Given problem: Output only the count of lines that contain "structured".

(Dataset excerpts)

--------

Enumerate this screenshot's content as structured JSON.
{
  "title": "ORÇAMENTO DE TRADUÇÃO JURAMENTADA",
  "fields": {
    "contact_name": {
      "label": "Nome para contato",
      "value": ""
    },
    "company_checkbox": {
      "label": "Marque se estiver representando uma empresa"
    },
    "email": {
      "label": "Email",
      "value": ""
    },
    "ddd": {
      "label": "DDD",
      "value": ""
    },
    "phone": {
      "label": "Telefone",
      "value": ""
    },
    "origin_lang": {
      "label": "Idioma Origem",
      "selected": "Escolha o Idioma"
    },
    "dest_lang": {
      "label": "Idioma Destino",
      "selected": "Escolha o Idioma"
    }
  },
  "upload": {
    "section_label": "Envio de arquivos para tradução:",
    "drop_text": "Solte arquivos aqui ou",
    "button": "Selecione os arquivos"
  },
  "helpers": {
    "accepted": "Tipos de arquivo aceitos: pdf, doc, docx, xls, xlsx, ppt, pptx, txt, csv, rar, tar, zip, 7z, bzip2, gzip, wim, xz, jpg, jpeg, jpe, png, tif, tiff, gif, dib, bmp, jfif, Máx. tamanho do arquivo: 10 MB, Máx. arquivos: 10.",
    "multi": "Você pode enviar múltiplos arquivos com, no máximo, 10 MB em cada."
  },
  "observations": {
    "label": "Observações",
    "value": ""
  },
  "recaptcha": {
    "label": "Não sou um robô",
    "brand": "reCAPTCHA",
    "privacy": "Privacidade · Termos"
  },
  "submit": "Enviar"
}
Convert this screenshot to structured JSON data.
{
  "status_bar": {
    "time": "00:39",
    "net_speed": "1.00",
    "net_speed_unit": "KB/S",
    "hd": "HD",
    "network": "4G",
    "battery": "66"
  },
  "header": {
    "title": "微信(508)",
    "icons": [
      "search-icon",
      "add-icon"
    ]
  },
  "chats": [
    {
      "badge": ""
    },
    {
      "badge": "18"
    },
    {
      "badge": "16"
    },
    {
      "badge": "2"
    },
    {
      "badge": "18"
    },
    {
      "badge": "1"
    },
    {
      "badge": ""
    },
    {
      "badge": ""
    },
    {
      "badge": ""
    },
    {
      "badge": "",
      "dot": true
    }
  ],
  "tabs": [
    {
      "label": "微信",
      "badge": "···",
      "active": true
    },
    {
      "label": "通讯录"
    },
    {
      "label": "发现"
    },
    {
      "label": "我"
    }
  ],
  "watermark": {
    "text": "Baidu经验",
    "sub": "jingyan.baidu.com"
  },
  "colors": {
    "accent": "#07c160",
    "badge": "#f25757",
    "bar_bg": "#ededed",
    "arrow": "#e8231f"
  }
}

--------

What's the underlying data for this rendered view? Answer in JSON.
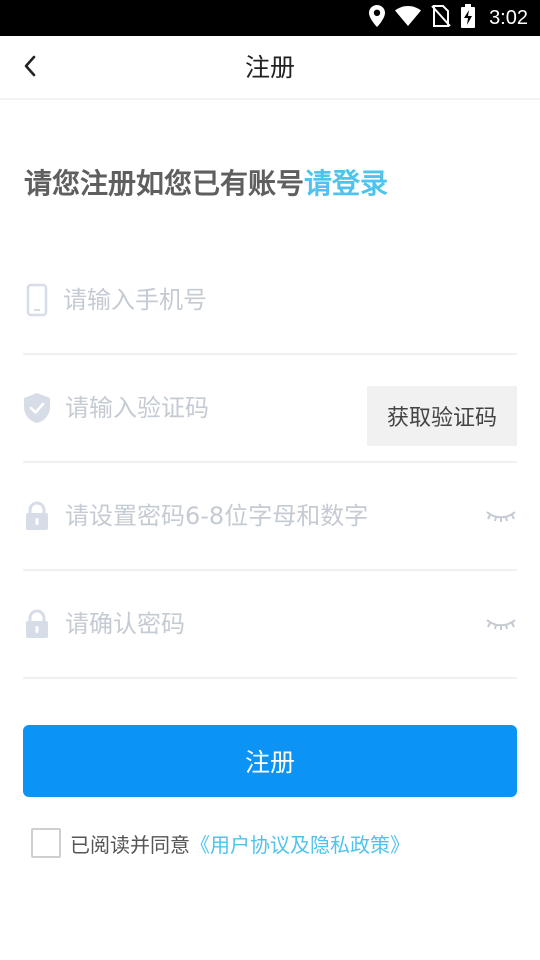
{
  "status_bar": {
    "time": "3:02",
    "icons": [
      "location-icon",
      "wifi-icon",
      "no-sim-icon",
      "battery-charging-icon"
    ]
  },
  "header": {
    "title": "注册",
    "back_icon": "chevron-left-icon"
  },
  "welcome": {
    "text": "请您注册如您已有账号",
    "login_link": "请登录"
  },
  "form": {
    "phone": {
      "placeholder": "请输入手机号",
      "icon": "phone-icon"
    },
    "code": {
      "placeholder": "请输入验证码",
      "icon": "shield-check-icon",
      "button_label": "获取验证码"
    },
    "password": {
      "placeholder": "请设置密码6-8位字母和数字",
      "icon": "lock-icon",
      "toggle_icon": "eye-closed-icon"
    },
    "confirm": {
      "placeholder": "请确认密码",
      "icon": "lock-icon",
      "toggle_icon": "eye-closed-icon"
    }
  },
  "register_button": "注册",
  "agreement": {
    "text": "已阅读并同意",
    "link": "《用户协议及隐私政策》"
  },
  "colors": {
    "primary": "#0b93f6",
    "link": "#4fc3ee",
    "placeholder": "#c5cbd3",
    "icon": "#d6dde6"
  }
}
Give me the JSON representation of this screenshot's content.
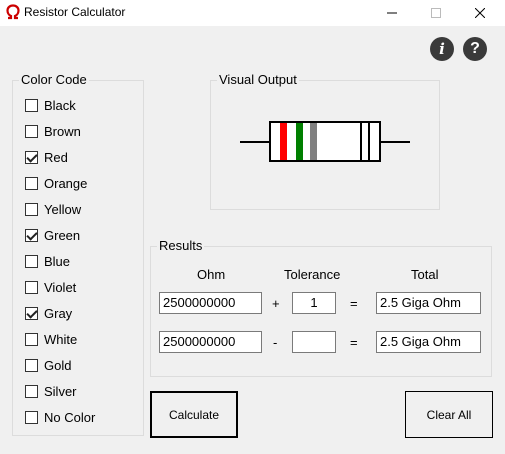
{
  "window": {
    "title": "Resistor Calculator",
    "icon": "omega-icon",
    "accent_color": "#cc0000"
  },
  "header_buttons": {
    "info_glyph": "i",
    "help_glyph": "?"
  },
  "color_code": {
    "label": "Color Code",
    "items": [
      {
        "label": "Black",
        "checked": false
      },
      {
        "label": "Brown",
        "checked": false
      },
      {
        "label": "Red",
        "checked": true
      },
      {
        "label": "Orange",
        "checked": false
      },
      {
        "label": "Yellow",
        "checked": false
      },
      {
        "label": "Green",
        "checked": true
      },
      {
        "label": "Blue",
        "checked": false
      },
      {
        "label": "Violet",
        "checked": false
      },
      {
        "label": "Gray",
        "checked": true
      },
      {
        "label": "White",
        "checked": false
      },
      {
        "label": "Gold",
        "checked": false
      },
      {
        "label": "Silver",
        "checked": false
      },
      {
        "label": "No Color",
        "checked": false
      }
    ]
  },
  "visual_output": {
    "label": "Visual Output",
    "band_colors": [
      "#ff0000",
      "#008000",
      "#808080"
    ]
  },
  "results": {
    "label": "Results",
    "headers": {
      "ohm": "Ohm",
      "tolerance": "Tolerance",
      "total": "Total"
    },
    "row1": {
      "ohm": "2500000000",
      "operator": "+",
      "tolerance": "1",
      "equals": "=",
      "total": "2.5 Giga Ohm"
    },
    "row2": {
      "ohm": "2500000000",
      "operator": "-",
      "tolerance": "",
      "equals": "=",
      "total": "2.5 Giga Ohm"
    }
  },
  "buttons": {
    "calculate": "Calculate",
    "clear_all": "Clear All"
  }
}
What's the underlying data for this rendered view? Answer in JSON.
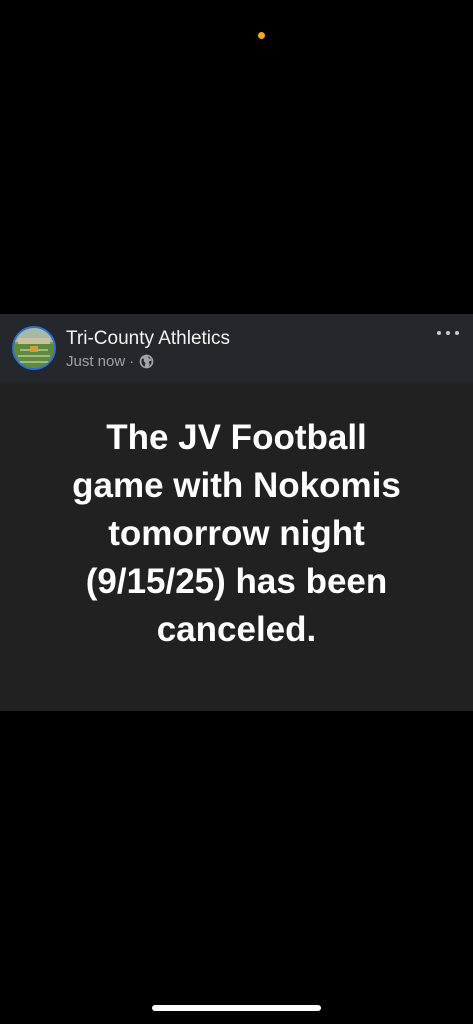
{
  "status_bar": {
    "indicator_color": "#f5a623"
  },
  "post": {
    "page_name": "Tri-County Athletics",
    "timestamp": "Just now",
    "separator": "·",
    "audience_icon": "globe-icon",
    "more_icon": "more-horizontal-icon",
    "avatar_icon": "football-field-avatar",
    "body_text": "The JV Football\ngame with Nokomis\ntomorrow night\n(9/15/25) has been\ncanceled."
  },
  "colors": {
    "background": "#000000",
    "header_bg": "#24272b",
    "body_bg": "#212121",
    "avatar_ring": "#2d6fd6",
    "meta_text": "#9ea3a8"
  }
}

--------

Solution to this exercise: 2